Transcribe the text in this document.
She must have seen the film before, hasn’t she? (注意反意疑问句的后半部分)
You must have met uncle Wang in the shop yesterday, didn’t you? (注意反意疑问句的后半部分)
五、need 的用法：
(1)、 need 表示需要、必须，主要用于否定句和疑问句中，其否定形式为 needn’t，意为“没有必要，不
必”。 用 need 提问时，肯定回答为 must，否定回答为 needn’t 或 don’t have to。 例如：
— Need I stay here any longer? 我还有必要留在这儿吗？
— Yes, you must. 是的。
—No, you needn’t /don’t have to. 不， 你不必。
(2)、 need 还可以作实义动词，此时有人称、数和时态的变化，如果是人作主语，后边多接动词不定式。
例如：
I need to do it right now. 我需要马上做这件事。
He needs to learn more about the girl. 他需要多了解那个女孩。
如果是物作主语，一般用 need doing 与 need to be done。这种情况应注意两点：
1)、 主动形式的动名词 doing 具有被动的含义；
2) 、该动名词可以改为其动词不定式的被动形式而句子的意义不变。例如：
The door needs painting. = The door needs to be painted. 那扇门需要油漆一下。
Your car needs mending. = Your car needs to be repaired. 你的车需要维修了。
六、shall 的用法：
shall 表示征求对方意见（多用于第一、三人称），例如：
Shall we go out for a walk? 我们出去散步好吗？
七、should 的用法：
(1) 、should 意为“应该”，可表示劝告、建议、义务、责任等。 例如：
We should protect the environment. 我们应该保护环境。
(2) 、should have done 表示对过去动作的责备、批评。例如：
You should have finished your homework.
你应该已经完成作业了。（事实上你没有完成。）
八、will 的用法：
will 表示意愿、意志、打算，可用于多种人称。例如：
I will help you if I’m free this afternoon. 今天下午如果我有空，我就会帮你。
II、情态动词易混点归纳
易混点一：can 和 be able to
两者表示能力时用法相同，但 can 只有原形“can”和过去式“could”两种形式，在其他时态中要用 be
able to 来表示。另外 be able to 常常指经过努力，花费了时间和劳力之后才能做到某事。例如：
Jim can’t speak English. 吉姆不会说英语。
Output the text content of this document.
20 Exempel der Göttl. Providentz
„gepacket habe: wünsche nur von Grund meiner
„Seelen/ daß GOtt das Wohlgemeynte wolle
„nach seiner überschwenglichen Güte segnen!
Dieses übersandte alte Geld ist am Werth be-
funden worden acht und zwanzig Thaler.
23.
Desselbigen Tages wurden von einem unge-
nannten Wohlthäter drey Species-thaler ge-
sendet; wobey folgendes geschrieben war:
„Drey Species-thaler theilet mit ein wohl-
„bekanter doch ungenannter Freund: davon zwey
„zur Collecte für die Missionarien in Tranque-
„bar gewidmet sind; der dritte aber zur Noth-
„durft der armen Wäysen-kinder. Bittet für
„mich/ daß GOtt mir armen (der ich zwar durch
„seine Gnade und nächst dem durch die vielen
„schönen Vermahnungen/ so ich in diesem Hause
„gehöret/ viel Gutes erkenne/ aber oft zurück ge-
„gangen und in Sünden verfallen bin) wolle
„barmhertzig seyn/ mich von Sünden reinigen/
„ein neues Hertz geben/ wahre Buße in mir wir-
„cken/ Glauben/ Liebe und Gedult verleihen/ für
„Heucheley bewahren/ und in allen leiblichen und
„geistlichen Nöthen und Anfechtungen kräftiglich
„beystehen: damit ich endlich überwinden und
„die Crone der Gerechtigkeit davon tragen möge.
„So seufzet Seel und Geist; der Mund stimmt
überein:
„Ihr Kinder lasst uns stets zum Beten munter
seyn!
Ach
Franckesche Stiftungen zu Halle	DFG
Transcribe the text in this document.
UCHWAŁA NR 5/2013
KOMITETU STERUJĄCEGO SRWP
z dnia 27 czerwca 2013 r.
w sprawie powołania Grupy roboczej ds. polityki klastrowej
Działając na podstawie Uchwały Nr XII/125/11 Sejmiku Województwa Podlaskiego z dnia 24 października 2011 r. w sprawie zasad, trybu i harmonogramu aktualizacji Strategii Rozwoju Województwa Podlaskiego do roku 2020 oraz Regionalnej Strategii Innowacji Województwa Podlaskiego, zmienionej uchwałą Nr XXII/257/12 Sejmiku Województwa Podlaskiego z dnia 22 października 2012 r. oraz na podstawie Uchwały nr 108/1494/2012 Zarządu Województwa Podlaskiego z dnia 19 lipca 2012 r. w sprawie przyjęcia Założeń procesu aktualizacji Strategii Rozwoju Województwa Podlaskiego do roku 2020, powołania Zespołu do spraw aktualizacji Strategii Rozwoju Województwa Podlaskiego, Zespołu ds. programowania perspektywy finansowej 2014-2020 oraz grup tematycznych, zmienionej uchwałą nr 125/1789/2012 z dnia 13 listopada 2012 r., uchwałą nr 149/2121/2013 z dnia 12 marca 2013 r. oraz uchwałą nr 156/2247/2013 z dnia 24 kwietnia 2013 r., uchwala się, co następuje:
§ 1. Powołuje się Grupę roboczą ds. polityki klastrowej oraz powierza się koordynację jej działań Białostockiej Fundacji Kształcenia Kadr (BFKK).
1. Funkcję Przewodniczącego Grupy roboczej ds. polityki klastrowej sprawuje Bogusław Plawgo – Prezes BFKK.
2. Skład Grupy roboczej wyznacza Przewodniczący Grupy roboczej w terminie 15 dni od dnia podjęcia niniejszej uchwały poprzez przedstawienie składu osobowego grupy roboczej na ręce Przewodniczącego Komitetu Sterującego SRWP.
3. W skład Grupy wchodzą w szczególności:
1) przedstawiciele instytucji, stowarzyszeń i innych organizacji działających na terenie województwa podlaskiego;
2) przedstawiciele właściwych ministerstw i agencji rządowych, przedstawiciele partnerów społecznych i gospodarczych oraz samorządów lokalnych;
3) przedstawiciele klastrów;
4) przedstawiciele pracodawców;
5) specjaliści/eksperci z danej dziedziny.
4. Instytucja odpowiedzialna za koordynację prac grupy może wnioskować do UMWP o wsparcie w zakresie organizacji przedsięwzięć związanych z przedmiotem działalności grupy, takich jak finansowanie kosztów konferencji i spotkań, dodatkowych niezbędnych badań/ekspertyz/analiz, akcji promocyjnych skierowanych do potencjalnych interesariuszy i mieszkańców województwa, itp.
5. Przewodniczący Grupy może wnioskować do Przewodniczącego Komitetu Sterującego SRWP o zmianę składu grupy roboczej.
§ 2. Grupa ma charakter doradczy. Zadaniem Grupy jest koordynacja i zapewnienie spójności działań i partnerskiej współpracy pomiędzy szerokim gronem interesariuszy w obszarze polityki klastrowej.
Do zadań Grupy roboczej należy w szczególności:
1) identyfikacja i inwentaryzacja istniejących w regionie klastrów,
-----
**Task description:**
Note every line above where the string "SRWP" shows up, and copy those lines.

**Result:**
KOMITETU STERUJĄCEGO SRWP
2. Skład Grupy roboczej wyznacza Przewodniczący Grupy roboczej w terminie 15 dni od dnia podjęcia niniejszej uchwały poprzez przedstawienie składu osobowego grupy roboczej na ręce Przewodniczącego Komitetu Sterującego SRWP.
5. Przewodniczący Grupy może wnioskować do Przewodniczącego Komitetu Sterującego SRWP o zmianę składu grupy roboczej.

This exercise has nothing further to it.